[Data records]
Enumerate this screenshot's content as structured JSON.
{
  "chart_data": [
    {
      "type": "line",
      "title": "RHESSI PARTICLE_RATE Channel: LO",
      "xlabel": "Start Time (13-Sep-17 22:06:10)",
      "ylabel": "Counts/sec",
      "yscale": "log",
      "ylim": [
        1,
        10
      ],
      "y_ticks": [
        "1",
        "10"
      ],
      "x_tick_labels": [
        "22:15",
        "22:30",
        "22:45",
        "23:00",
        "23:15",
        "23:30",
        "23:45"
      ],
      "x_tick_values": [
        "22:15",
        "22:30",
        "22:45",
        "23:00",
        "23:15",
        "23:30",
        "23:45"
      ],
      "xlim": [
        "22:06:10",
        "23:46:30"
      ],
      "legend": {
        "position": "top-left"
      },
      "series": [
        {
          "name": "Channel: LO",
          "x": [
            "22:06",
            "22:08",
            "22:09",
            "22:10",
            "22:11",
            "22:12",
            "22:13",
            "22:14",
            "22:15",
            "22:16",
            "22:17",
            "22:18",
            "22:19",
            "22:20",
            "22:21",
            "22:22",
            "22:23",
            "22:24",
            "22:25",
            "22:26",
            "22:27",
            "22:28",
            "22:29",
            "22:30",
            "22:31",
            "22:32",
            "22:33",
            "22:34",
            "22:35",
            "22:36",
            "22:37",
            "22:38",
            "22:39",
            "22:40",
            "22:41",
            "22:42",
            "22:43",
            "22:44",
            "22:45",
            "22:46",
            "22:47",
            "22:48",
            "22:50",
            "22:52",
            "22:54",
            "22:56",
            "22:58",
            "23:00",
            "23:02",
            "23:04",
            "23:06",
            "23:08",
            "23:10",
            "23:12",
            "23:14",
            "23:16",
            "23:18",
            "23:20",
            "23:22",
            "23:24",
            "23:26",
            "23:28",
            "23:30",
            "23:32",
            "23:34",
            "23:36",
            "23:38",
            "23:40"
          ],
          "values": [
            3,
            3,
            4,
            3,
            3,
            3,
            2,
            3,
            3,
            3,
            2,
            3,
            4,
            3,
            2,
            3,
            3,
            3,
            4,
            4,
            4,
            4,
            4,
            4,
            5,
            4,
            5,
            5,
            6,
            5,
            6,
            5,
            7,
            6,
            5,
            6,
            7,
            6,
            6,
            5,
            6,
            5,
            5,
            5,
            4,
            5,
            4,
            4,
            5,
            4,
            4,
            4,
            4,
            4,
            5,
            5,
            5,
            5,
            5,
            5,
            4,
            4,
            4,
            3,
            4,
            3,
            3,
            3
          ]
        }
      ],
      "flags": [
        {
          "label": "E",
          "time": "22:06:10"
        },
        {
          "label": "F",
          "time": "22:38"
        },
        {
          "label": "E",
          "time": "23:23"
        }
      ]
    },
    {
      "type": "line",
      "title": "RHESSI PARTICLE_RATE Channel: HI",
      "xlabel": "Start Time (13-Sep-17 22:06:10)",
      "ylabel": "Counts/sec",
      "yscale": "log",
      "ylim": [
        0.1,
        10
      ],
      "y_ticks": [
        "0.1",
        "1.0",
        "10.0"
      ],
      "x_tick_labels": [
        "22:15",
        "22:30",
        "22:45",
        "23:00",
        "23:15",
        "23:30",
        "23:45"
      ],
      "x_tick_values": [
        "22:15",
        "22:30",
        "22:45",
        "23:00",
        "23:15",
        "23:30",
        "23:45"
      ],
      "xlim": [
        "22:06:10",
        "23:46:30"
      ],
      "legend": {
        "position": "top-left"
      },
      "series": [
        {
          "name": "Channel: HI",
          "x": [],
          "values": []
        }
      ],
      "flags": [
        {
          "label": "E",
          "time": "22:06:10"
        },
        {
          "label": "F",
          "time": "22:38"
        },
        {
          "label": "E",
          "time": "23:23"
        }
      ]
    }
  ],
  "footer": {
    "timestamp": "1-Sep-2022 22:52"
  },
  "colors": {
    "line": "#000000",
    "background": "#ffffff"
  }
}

> **Task prompt**: Make a verbatim copy of every entry shown above.

> **Completed task**:
Enumerate this screenshot's content as structured JSON.
{
  "chart_data": [
    {
      "type": "line",
      "title": "RHESSI PARTICLE_RATE Channel: LO",
      "xlabel": "Start Time (13-Sep-17 22:06:10)",
      "ylabel": "Counts/sec",
      "yscale": "log",
      "ylim": [
        1,
        10
      ],
      "y_ticks": [
        "1",
        "10"
      ],
      "x_tick_labels": [
        "22:15",
        "22:30",
        "22:45",
        "23:00",
        "23:15",
        "23:30",
        "23:45"
      ],
      "x_tick_values": [
        "22:15",
        "22:30",
        "22:45",
        "23:00",
        "23:15",
        "23:30",
        "23:45"
      ],
      "xlim": [
        "22:06:10",
        "23:46:30"
      ],
      "legend": {
        "position": "top-left"
      },
      "series": [
        {
          "name": "Channel: LO",
          "x": [
            "22:06",
            "22:08",
            "22:09",
            "22:10",
            "22:11",
            "22:12",
            "22:13",
            "22:14",
            "22:15",
            "22:16",
            "22:17",
            "22:18",
            "22:19",
            "22:20",
            "22:21",
            "22:22",
            "22:23",
            "22:24",
            "22:25",
            "22:26",
            "22:27",
            "22:28",
            "22:29",
            "22:30",
            "22:31",
            "22:32",
            "22:33",
            "22:34",
            "22:35",
            "22:36",
            "22:37",
            "22:38",
            "22:39",
            "22:40",
            "22:41",
            "22:42",
            "22:43",
            "22:44",
            "22:45",
            "22:46",
            "22:47",
            "22:48",
            "22:50",
            "22:52",
            "22:54",
            "22:56",
            "22:58",
            "23:00",
            "23:02",
            "23:04",
            "23:06",
            "23:08",
            "23:10",
            "23:12",
            "23:14",
            "23:16",
            "23:18",
            "23:20",
            "23:22",
            "23:24",
            "23:26",
            "23:28",
            "23:30",
            "23:32",
            "23:34",
            "23:36",
            "23:38",
            "23:40"
          ],
          "values": [
            3,
            3,
            4,
            3,
            3,
            3,
            2,
            3,
            3,
            3,
            2,
            3,
            4,
            3,
            2,
            3,
            3,
            3,
            4,
            4,
            4,
            4,
            4,
            4,
            5,
            4,
            5,
            5,
            6,
            5,
            6,
            5,
            7,
            6,
            5,
            6,
            7,
            6,
            6,
            5,
            6,
            5,
            5,
            5,
            4,
            5,
            4,
            4,
            5,
            4,
            4,
            4,
            4,
            4,
            5,
            5,
            5,
            5,
            5,
            5,
            4,
            4,
            4,
            3,
            4,
            3,
            3,
            3
          ]
        }
      ],
      "flags": [
        {
          "label": "E",
          "time": "22:06:10"
        },
        {
          "label": "F",
          "time": "22:38"
        },
        {
          "label": "E",
          "time": "23:23"
        }
      ]
    },
    {
      "type": "line",
      "title": "RHESSI PARTICLE_RATE Channel: HI",
      "xlabel": "Start Time (13-Sep-17 22:06:10)",
      "ylabel": "Counts/sec",
      "yscale": "log",
      "ylim": [
        0.1,
        10
      ],
      "y_ticks": [
        "0.1",
        "1.0",
        "10.0"
      ],
      "x_tick_labels": [
        "22:15",
        "22:30",
        "22:45",
        "23:00",
        "23:15",
        "23:30",
        "23:45"
      ],
      "x_tick_values": [
        "22:15",
        "22:30",
        "22:45",
        "23:00",
        "23:15",
        "23:30",
        "23:45"
      ],
      "xlim": [
        "22:06:10",
        "23:46:30"
      ],
      "legend": {
        "position": "top-left"
      },
      "series": [
        {
          "name": "Channel: HI",
          "x": [],
          "values": []
        }
      ],
      "flags": [
        {
          "label": "E",
          "time": "22:06:10"
        },
        {
          "label": "F",
          "time": "22:38"
        },
        {
          "label": "E",
          "time": "23:23"
        }
      ]
    }
  ],
  "footer": {
    "timestamp": "1-Sep-2022 22:52"
  },
  "colors": {
    "line": "#000000",
    "background": "#ffffff"
  }
}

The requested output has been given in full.